GIVEN REQUEST:
Reproduce all of the data word for word.

RECORDED DATA:

## BEGIN

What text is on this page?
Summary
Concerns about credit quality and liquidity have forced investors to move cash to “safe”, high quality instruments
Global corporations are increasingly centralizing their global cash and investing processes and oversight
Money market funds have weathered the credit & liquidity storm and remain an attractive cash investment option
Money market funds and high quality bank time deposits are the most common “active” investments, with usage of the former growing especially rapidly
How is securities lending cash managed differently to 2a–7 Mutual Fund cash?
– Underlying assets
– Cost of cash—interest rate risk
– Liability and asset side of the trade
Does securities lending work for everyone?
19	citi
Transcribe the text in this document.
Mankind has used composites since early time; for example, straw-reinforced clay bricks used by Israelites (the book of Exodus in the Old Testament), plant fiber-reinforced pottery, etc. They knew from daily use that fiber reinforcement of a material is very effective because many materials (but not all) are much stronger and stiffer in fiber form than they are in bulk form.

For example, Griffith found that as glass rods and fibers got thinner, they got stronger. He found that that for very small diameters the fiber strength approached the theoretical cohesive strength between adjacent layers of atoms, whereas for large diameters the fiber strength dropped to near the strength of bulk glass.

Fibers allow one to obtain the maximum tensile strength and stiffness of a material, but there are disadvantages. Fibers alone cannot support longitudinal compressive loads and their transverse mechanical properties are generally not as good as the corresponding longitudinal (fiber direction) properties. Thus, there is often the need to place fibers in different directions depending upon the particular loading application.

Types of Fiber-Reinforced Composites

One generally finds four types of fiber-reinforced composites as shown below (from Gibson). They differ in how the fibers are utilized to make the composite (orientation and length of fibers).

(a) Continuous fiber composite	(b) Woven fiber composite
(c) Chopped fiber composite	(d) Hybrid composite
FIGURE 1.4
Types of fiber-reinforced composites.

## END

WRITTEN REPLY:
What text is on this page?
Summary
Concerns about credit quality and liquidity have forced investors to move cash to “safe”, high quality instruments
Global corporations are increasingly centralizing their global cash and investing processes and oversight
Money market funds have weathered the credit & liquidity storm and remain an attractive cash investment option
Money market funds and high quality bank time deposits are the most common “active” investments, with usage of the former growing especially rapidly
How is securities lending cash managed differently to 2a–7 Mutual Fund cash?
– Underlying assets
– Cost of cash—interest rate risk
– Liability and asset side of the trade
Does securities lending work for everyone?
19	citi
Transcribe the text in this document.
Mankind has used composites since early time; for example, straw-reinforced clay bricks used by Israelites (the book of Exodus in the Old Testament), plant fiber-reinforced pottery, etc. They knew from daily use that fiber reinforcement of a material is very effective because many materials (but not all) are much stronger and stiffer in fiber form than they are in bulk form.

For example, Griffith found that as glass rods and fibers got thinner, they got stronger. He found that that for very small diameters the fiber strength approached the theoretical cohesive strength between adjacent layers of atoms, whereas for large diameters the fiber strength dropped to near the strength of bulk glass.

Fibers allow one to obtain the maximum tensile strength and stiffness of a material, but there are disadvantages. Fibers alone cannot support longitudinal compressive loads and their transverse mechanical properties are generally not as good as the corresponding longitudinal (fiber direction) properties. Thus, there is often the need to place fibers in different directions depending upon the particular loading application.

Types of Fiber-Reinforced Composites

One generally finds four types of fiber-reinforced composites as shown below (from Gibson). They differ in how the fibers are utilized to make the composite (orientation and length of fibers).

(a) Continuous fiber composite	(b) Woven fiber composite
(c) Chopped fiber composite	(d) Hybrid composite
FIGURE 1.4
Types of fiber-reinforced composites.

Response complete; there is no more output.